── Records for the task ──

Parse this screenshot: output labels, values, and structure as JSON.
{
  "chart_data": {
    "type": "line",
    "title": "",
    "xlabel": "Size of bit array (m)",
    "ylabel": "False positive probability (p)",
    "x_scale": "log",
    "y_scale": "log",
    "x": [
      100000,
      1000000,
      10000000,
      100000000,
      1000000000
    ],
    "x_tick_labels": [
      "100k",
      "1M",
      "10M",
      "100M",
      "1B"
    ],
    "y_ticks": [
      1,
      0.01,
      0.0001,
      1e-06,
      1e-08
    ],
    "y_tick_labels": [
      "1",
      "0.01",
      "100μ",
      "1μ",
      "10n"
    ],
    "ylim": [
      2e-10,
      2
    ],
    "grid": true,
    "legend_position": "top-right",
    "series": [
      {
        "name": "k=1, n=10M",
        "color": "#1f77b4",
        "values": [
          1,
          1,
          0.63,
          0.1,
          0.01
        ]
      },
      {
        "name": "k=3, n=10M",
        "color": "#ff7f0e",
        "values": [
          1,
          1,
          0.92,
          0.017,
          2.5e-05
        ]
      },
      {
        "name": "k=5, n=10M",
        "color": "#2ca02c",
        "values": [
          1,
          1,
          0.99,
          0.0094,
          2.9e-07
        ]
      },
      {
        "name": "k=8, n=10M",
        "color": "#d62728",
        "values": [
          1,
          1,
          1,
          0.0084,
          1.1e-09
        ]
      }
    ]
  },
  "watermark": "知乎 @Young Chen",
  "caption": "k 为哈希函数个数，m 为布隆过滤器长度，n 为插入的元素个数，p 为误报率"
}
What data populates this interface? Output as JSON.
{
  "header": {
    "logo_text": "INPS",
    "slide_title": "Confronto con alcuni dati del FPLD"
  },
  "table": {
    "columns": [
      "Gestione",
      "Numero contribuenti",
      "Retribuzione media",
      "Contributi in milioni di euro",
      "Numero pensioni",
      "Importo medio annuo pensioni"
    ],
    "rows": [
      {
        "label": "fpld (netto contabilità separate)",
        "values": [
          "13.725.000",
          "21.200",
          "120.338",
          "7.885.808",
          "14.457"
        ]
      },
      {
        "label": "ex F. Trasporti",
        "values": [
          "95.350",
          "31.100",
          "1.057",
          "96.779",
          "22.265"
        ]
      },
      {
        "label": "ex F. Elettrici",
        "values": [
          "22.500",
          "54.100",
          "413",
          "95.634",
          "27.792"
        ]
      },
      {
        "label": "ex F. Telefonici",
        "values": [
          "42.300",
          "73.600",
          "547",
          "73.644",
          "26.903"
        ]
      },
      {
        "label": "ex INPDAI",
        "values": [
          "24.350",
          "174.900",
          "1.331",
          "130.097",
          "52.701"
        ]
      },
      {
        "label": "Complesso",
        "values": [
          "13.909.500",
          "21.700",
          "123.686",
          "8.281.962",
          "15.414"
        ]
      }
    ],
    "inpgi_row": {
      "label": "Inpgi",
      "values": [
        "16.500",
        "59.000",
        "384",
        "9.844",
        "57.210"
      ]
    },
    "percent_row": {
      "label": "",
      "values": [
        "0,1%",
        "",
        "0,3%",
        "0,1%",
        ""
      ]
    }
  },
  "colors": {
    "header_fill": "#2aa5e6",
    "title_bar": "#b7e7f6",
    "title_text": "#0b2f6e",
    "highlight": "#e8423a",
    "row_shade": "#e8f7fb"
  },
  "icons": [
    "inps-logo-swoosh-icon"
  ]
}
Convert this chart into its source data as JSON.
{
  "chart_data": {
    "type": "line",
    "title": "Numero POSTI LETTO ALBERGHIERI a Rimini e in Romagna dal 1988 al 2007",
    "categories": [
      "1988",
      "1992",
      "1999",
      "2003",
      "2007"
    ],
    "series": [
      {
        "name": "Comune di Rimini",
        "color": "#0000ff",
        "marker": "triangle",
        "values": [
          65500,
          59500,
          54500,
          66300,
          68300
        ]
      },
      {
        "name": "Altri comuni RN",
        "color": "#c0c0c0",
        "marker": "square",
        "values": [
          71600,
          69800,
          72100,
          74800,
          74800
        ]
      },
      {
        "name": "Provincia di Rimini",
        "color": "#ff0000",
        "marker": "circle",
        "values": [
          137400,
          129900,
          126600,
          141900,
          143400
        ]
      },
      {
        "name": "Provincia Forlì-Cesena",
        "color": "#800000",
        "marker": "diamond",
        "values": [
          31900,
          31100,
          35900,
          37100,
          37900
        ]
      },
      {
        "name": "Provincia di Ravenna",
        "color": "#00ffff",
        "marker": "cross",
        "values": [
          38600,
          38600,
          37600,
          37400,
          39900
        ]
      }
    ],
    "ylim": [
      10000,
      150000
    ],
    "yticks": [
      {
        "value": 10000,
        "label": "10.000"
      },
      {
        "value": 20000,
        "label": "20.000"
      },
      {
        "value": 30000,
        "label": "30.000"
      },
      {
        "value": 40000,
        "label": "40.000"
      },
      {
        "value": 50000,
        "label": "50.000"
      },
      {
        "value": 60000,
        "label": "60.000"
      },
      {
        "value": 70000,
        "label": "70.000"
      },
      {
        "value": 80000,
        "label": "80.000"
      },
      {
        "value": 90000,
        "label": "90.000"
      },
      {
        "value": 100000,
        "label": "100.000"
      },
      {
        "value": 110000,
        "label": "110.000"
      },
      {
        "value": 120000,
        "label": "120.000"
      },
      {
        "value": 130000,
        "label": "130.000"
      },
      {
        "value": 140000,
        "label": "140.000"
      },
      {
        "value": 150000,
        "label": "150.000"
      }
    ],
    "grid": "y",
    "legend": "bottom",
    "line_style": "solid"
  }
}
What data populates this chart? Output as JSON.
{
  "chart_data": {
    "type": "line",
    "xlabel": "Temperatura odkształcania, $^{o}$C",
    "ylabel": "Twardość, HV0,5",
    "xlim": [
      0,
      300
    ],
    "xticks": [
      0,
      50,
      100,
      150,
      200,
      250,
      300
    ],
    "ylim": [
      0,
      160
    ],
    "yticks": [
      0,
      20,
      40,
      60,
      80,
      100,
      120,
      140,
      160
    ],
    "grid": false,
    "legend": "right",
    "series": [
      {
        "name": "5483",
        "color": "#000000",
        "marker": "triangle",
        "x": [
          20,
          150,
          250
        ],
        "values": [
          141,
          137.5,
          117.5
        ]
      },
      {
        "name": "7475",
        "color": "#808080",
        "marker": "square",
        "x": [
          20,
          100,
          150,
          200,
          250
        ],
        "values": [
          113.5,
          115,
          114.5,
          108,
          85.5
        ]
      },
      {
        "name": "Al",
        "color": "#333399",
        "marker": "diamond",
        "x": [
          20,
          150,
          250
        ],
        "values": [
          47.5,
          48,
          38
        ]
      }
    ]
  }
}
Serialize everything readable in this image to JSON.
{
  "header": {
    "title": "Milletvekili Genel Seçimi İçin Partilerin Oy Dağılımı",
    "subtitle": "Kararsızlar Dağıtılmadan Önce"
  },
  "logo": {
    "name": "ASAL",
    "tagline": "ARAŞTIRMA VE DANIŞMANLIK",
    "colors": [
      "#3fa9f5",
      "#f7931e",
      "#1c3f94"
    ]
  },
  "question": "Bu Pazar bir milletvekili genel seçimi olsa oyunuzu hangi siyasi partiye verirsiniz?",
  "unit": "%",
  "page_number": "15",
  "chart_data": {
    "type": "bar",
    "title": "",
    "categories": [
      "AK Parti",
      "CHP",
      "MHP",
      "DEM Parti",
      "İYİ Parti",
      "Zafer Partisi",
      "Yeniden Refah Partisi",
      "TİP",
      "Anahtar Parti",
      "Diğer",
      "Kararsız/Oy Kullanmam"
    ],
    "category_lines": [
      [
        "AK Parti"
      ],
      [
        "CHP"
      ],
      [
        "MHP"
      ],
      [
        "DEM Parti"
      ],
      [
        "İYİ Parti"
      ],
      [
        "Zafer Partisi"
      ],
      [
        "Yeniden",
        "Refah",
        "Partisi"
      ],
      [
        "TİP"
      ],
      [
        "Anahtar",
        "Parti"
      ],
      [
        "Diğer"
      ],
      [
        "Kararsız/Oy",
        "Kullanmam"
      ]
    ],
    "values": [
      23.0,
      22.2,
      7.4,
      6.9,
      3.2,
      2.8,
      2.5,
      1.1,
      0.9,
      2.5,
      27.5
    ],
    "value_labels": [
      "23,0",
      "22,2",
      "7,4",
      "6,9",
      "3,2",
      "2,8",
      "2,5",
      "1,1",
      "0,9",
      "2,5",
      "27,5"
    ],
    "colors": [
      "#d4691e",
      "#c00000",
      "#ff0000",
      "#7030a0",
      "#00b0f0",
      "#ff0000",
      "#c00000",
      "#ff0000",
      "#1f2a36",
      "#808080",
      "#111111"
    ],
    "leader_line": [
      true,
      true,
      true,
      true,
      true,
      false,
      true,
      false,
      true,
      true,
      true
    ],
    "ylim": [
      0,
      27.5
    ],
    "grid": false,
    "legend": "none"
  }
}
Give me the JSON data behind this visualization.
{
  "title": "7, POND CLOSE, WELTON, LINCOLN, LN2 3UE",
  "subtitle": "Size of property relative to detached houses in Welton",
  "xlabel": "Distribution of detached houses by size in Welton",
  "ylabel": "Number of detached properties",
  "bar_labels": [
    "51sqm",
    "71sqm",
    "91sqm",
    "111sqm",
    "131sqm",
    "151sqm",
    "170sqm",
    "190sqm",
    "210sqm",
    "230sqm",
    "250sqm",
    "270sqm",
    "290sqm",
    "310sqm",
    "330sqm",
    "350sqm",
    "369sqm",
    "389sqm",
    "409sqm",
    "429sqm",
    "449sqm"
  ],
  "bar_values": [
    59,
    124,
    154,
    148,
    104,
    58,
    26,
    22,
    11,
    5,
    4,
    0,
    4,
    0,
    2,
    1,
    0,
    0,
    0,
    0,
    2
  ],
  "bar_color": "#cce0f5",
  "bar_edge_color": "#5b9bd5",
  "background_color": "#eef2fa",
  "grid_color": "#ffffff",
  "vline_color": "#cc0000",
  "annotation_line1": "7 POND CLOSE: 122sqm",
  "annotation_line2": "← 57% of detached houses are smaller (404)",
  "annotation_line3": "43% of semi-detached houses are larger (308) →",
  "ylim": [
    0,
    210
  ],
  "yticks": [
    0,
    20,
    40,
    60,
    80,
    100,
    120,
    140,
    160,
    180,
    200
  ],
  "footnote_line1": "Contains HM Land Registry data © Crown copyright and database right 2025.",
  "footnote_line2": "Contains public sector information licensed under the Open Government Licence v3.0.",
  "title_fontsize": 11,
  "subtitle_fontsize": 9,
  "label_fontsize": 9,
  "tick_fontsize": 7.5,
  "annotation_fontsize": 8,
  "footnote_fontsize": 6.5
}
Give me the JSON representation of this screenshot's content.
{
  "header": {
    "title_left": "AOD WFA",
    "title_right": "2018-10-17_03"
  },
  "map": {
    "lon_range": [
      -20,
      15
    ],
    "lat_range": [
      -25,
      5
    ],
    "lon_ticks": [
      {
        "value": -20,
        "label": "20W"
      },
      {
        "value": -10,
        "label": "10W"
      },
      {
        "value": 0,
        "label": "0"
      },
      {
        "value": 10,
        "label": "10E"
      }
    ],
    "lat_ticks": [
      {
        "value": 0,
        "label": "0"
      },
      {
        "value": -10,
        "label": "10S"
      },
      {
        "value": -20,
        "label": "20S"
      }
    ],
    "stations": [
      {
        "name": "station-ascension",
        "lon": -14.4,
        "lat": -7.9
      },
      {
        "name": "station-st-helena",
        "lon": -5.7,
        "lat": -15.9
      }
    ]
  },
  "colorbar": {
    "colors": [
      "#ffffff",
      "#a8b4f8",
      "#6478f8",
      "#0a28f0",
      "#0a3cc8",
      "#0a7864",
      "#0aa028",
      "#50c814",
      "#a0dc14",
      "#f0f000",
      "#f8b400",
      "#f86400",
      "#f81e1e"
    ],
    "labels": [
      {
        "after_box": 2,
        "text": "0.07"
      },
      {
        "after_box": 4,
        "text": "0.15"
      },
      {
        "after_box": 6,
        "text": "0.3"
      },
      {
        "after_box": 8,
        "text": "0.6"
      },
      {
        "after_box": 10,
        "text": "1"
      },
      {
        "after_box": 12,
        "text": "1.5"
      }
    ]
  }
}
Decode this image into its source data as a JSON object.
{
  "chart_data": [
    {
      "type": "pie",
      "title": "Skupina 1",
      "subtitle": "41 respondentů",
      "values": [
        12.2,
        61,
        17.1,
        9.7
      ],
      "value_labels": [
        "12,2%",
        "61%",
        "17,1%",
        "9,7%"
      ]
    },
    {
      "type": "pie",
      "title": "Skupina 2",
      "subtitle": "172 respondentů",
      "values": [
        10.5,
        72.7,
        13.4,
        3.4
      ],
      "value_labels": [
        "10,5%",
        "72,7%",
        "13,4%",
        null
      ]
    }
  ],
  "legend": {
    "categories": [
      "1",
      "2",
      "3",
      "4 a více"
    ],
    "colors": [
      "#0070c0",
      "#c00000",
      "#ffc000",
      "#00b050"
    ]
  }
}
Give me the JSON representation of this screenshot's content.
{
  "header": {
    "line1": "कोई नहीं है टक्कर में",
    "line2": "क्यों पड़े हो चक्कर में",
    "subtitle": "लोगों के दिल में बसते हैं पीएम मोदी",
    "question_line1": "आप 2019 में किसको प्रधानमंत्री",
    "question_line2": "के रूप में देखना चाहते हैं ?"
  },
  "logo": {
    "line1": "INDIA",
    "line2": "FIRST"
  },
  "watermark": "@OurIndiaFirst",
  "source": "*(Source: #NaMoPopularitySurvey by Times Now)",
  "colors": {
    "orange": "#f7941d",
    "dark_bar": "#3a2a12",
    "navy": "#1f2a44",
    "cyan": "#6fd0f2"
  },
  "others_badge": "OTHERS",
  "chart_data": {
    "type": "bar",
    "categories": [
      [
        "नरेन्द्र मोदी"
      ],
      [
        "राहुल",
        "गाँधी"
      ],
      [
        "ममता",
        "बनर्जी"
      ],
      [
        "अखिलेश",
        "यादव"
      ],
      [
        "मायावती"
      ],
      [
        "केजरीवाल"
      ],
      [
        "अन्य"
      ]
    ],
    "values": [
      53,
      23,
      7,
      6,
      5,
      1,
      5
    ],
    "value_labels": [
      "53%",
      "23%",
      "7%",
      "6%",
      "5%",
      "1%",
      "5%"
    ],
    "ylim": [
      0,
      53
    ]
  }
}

───

Task prompt:
Working from the listing above, pick out every line that has "this" and copy it.

Answer:
Parse this screenshot: output labels, values, and structure as JSON.
What data populates this interface? Output as JSON.
Convert this chart into its source data as JSON.
What data populates this chart? Output as JSON.
Serialize everything readable in this image to JSON.
Give me the JSON data behind this visualization.
Give me the JSON representation of this screenshot's content.
Decode this image into its source data as a JSON object.
Give me the JSON representation of this screenshot's content.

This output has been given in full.